------ DATA RECORDS

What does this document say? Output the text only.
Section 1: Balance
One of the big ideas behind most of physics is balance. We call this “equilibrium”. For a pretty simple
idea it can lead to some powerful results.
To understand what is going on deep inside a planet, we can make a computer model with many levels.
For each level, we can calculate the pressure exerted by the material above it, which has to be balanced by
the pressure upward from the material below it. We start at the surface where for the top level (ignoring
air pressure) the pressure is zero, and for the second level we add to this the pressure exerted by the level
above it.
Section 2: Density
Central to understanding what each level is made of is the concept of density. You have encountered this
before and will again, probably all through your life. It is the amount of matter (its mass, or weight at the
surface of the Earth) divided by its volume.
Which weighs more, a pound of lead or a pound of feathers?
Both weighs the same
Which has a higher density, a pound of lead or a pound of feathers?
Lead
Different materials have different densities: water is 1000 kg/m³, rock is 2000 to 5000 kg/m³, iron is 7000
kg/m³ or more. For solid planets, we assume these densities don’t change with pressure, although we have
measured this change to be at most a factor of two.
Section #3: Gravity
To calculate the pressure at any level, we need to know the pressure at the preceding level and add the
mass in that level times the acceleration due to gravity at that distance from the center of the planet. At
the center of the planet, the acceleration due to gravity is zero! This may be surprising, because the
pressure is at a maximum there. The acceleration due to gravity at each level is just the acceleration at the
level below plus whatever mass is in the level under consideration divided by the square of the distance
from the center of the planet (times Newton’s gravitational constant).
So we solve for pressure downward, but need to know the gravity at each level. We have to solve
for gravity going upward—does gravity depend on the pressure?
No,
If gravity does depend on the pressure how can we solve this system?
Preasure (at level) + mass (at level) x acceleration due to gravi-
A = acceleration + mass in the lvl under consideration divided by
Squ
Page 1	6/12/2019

------------

### WHAT YOU ARE ASKED TO DO
Print the entries exactly. Include every one.

### ANSWER TO THIS TASK
What does this document say? Output the text only.
Section 1: Balance
One of the big ideas behind most of physics is balance. We call this “equilibrium”. For a pretty simple
idea it can lead to some powerful results.
To understand what is going on deep inside a planet, we can make a computer model with many levels.
For each level, we can calculate the pressure exerted by the material above it, which has to be balanced by
the pressure upward from the material below it. We start at the surface where for the top level (ignoring
air pressure) the pressure is zero, and for the second level we add to this the pressure exerted by the level
above it.
Section 2: Density
Central to understanding what each level is made of is the concept of density. You have encountered this
before and will again, probably all through your life. It is the amount of matter (its mass, or weight at the
surface of the Earth) divided by its volume.
Which weighs more, a pound of lead or a pound of feathers?
Both weighs the same
Which has a higher density, a pound of lead or a pound of feathers?
Lead
Different materials have different densities: water is 1000 kg/m³, rock is 2000 to 5000 kg/m³, iron is 7000
kg/m³ or more. For solid planets, we assume these densities don’t change with pressure, although we have
measured this change to be at most a factor of two.
Section #3: Gravity
To calculate the pressure at any level, we need to know the pressure at the preceding level and add the
mass in that level times the acceleration due to gravity at that distance from the center of the planet. At
the center of the planet, the acceleration due to gravity is zero! This may be surprising, because the
pressure is at a maximum there. The acceleration due to gravity at each level is just the acceleration at the
level below plus whatever mass is in the level under consideration divided by the square of the distance
from the center of the planet (times Newton’s gravitational constant).
So we solve for pressure downward, but need to know the gravity at each level. We have to solve
for gravity going upward—does gravity depend on the pressure?
No,
If gravity does depend on the pressure how can we solve this system?
Preasure (at level) + mass (at level) x acceleration due to gravi-
A = acceleration + mass in the lvl under consideration divided by
Squ
Page 1	6/12/2019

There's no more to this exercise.